Es el clásico dilema al que se enfrenta un partido en crisis. Pedro Sánchez ha decidido prescindir de los votantes para ganarse a los militantes. No es una estrategia arriesgada, es sencillamente una rendición. El militante es, por su propia condición, un votante anómalo. Un ciudadano ideologizado hasta el punto de pagar una cuota mensual por ello. Se cree, y ahí radica su compromiso, custodio de las esencias del partido y le cuesta admitir la lógica que rige su mundo: la política es un juego de transacciones.
Es un dilema que en su día puso a prueba el liderazgo del joven Felipe González, que a base de decepcionar a la afición convirtió al PSOE en un partido hegemónico, en una apisonadora electoral que pasaba por encima de los ripios näif del Cuervo Ingenuo y de los reproches de cantautor.
Es, más o menos, lo que le trató de explicar Emiliano García Page cuando era alcalde de Toledo a aquella ministra de Defensa, Carme Chacón, que despojó al Corpus de los honores militares. Las elecciones se ganan antes en las procesiones que en los mítines.
Ahora Sánchez pretende perpetuarse en la Secretaría General mediante la administración de ansiolíticos ideológicos a las bases. Con muchas más razones, es decir con muchos más votos, González pudo tomar ese camino cuando perdió por la mínima en 1996, pero sabía que salvarse él suponía condenar al partido.

TAREA ASIGNADA 1: Según el fragmento, ¿qué cargo ocupaba Emiliano García Page cuando intentó explicarle algo a Carme Chacón?
TAREA ASIGNADA 2: ¿Qué personas aparecen citadas con nombre y apellido en el fragmento?
TAREA ASIGNADA 3: Prolonga el fragmento sobre Pedro Sánchez y el PSOE a partir de su última oración.
Los registros no intervienen para nada en esto.

REGISTROS MOSTRADOS:
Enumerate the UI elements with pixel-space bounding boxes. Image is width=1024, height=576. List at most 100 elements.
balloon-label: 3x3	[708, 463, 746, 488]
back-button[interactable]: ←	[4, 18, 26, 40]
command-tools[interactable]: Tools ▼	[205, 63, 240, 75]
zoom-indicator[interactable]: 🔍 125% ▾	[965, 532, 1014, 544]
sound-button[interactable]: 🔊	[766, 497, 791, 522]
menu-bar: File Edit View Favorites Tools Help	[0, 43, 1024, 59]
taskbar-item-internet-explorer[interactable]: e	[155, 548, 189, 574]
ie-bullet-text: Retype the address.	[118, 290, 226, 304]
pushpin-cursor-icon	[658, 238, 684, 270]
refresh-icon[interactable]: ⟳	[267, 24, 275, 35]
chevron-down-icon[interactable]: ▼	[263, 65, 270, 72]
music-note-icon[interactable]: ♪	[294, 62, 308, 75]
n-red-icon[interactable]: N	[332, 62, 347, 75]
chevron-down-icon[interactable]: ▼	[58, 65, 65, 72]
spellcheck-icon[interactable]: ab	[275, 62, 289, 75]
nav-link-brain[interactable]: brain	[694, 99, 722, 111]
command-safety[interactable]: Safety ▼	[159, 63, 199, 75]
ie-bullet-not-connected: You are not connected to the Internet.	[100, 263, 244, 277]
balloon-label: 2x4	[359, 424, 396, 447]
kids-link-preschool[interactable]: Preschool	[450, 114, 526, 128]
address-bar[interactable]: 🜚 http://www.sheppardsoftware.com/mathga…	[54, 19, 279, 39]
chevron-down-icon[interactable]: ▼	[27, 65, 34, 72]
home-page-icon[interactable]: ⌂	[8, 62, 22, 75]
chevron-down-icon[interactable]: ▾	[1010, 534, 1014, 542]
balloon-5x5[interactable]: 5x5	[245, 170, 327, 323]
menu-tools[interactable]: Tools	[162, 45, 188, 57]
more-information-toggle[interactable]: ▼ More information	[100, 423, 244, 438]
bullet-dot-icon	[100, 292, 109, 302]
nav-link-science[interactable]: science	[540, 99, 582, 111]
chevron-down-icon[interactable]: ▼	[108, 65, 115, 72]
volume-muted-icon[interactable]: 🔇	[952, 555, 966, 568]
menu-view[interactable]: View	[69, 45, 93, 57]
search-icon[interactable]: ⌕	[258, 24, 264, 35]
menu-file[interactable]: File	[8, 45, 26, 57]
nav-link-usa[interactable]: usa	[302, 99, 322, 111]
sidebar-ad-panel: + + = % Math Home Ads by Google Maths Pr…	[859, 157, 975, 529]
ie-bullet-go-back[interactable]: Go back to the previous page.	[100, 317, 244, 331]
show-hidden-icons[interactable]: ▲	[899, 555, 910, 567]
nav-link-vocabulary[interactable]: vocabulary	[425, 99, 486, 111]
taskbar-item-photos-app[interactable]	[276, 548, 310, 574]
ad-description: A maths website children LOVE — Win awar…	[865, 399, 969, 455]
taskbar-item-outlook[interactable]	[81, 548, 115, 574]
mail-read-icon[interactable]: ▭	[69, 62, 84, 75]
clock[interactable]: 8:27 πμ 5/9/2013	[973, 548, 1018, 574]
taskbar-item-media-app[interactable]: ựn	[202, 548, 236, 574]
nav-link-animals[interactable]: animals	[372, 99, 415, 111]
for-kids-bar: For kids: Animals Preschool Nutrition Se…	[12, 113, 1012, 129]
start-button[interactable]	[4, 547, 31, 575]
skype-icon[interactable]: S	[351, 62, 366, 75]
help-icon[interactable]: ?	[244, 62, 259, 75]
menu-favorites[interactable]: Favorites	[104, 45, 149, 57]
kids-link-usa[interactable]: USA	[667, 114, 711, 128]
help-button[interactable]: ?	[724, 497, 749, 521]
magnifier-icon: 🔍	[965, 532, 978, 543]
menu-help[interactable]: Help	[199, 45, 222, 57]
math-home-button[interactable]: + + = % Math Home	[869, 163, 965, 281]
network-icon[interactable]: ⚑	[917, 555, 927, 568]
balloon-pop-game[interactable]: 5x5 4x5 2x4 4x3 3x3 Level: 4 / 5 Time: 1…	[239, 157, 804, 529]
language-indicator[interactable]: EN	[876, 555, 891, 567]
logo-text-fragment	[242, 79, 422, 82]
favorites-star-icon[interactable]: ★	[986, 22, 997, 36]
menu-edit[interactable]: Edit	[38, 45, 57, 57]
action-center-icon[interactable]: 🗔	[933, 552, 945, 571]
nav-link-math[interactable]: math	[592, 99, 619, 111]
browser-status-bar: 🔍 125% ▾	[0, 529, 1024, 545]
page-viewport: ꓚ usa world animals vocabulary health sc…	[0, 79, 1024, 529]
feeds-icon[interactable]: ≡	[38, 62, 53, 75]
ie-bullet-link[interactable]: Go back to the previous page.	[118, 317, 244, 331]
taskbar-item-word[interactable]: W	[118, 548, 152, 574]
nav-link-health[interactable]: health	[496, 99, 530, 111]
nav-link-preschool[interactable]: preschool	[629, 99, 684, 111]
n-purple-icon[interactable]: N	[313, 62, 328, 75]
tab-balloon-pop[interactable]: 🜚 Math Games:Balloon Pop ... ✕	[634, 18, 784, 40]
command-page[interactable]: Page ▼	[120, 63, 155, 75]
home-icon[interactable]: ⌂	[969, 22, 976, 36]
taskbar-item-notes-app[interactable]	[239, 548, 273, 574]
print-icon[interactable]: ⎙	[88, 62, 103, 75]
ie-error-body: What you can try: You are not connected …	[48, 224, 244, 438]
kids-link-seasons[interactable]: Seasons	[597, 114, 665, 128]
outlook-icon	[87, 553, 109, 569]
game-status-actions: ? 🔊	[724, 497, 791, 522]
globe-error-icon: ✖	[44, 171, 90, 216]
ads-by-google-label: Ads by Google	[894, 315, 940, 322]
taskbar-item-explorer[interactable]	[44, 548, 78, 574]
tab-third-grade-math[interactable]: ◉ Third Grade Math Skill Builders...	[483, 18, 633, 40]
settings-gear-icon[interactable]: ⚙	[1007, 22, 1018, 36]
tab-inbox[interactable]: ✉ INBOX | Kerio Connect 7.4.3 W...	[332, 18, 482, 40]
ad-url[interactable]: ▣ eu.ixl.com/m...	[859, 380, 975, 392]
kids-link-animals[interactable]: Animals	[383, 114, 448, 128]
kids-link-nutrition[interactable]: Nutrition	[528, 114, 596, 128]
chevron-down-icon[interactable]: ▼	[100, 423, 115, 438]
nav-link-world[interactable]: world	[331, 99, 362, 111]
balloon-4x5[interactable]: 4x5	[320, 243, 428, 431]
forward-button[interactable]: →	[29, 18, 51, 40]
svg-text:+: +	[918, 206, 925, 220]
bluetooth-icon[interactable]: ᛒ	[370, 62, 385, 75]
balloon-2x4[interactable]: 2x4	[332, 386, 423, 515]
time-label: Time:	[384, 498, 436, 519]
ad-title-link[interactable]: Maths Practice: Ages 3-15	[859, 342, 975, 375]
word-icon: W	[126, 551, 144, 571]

RESPUESTA DEL EJERCICIO 1: Era alcalde de Toledo.

RESPUESTA DEL EJERCICIO 2: Pedro Sánchez, Felipe González, Emiliano García Page y Carme Chacón.

RESPUESTA DEL EJERCICIO 3:
No existe una campaña orquestada y universal contra Sánchez en la prensa. El hecho de que en su círculo de confianza se maneje con soltura una idea tan retorcida sólo confirma que la paranoia es el síntoma inevitable de la decadencia de un liderazgo.
A cada una de las intervenciones de Sánchez en la sesión de investidura le siguió el esperado aplauso de la bancada socialista. No sé si el batir de palmas pudo reconfortarle en una tarde tan dura. Mejor que no girara la cabeza para ver las caras de los suyos. Si en los funerales se aplaudiera, se aplaudiría así.
Con que hubiera mostrado un mínimo de voluntad negociadora, con que hubiera dejado al menos una minúscula grieta en lugar de su “no es no”, hoy el líder socialista podría reprochar la arrogancia y el egoísmo de un candidato, Mariano Rajoy, que, de una forma insólita, prefirió triturar a sus aliados necesarios en lugar de conquistar sus voluntades. Si es cierto que es Rajoy, como parece, quien desea más fervientemente unas terceras elecciones, su adversario ha hecho todo lo posible para cargar con las culpas.